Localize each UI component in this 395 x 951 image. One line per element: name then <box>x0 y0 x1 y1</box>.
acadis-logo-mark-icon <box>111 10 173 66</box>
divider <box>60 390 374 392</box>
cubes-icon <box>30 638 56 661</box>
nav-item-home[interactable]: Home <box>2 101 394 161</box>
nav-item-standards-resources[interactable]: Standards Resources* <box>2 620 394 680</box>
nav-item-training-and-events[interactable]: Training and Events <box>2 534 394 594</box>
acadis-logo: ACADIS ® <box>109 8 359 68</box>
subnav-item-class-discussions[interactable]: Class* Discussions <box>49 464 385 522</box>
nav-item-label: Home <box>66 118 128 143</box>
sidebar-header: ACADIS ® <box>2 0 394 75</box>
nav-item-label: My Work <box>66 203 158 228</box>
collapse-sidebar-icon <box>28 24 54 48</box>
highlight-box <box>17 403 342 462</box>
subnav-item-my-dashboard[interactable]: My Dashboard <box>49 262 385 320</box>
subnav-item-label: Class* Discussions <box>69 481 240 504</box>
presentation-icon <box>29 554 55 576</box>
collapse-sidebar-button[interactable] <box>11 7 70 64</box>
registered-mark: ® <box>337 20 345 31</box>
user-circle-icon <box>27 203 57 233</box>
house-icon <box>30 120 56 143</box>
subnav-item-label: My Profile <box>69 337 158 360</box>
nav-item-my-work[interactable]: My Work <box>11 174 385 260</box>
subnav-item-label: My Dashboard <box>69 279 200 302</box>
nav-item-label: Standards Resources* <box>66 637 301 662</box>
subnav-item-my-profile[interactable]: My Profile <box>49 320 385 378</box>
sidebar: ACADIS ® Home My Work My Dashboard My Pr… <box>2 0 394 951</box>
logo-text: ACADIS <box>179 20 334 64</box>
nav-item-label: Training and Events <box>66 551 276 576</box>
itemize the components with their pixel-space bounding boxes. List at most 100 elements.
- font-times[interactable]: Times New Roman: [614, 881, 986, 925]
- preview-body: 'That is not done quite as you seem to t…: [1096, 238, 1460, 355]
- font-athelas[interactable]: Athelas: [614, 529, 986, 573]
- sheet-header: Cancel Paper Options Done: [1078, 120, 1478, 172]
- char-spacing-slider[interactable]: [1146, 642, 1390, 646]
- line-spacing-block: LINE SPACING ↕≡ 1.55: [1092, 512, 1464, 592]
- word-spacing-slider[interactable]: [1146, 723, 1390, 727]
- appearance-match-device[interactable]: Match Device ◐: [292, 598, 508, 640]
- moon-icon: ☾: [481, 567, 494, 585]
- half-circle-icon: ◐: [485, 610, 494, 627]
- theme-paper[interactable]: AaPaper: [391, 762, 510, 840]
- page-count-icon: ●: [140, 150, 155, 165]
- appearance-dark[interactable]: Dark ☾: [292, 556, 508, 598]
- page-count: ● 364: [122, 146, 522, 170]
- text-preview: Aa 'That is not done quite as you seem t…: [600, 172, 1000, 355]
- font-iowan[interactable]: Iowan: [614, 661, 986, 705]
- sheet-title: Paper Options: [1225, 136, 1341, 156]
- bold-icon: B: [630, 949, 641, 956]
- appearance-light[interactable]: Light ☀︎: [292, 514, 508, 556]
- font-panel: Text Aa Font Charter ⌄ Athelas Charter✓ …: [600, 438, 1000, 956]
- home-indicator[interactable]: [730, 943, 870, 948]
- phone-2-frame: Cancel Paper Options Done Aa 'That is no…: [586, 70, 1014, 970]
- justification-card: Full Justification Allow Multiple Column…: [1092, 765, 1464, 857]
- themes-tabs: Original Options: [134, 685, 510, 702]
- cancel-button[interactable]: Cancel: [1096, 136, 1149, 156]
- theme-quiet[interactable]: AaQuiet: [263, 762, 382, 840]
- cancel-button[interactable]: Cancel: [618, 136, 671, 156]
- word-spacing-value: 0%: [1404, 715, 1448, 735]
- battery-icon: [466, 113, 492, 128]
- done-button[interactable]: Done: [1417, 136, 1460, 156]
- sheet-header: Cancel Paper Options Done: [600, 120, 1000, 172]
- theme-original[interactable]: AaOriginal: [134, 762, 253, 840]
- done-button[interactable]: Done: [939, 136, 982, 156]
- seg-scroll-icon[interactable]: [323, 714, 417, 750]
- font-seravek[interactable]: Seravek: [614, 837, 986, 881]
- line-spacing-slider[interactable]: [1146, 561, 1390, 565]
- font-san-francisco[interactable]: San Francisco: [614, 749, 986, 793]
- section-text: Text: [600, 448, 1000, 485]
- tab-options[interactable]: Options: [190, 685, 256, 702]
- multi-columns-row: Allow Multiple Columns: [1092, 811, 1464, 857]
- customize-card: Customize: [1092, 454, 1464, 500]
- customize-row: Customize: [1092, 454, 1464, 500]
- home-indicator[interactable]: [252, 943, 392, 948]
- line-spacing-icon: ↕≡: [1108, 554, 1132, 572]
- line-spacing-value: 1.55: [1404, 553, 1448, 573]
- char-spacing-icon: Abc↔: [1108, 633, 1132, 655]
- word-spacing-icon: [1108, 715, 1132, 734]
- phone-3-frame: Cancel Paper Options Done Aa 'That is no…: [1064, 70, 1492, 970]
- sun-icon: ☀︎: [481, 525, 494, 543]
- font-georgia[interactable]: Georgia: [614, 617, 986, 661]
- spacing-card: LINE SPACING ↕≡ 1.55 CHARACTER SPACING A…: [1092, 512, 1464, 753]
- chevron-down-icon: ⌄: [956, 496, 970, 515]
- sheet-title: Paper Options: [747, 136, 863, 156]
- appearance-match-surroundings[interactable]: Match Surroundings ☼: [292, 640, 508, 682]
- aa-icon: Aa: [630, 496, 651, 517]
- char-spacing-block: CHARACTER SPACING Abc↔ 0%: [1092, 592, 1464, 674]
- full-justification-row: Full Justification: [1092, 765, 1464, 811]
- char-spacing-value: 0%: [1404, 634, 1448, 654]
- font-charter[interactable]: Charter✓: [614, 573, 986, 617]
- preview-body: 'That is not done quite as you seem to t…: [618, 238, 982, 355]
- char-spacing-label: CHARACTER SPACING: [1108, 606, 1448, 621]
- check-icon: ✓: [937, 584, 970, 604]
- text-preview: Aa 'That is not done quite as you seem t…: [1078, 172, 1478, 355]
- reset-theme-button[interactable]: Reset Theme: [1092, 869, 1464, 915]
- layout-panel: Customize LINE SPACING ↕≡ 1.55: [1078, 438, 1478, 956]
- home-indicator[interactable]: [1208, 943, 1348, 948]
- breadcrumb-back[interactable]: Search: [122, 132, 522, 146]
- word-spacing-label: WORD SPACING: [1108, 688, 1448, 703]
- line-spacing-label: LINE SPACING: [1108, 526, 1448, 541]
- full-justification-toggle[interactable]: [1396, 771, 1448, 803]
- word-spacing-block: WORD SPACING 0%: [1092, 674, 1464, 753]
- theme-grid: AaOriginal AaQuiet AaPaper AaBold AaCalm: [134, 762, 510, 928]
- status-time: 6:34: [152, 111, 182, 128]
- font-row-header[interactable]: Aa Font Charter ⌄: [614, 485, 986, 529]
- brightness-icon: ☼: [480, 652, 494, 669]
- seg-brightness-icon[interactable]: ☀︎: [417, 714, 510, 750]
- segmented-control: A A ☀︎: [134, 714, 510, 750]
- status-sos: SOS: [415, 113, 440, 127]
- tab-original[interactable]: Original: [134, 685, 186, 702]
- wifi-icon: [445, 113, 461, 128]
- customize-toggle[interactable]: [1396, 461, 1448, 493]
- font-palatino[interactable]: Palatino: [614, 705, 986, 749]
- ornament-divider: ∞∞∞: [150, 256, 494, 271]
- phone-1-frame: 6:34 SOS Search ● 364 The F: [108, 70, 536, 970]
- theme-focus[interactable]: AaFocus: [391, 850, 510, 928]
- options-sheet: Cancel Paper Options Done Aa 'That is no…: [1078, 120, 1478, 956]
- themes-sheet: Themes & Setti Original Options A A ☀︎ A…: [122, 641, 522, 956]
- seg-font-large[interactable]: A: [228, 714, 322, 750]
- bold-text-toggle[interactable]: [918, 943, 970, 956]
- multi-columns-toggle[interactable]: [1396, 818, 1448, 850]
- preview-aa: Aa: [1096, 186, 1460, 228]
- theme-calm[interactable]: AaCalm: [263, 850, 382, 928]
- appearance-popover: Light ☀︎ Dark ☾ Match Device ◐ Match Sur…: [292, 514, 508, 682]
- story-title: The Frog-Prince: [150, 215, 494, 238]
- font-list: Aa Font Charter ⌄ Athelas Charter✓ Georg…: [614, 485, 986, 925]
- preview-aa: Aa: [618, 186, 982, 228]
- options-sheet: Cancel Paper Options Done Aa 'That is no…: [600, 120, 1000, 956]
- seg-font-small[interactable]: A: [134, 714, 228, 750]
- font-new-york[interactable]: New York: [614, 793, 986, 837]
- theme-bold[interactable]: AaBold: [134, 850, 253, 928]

◆ ◆ ◆ ◆ ◆

## CHALLENGE
Please update the lines from the start of the records through the line with "acadis-logo: ACADIS ® <box>109 8 359 68</box>", replacing "divider" with "separator" and changing nothing else. Give only those lines.

## RESULT FOR THIS EXERCISE
Localize each UI component in this 395 x 951 image. One line per element: name then <box>x0 y0 x1 y1</box>.
acadis-logo-mark-icon <box>111 10 173 66</box>
separator <box>60 390 374 392</box>
cubes-icon <box>30 638 56 661</box>
nav-item-home[interactable]: Home <box>2 101 394 161</box>
nav-item-standards-resources[interactable]: Standards Resources* <box>2 620 394 680</box>
nav-item-training-and-events[interactable]: Training and Events <box>2 534 394 594</box>
acadis-logo: ACADIS ® <box>109 8 359 68</box>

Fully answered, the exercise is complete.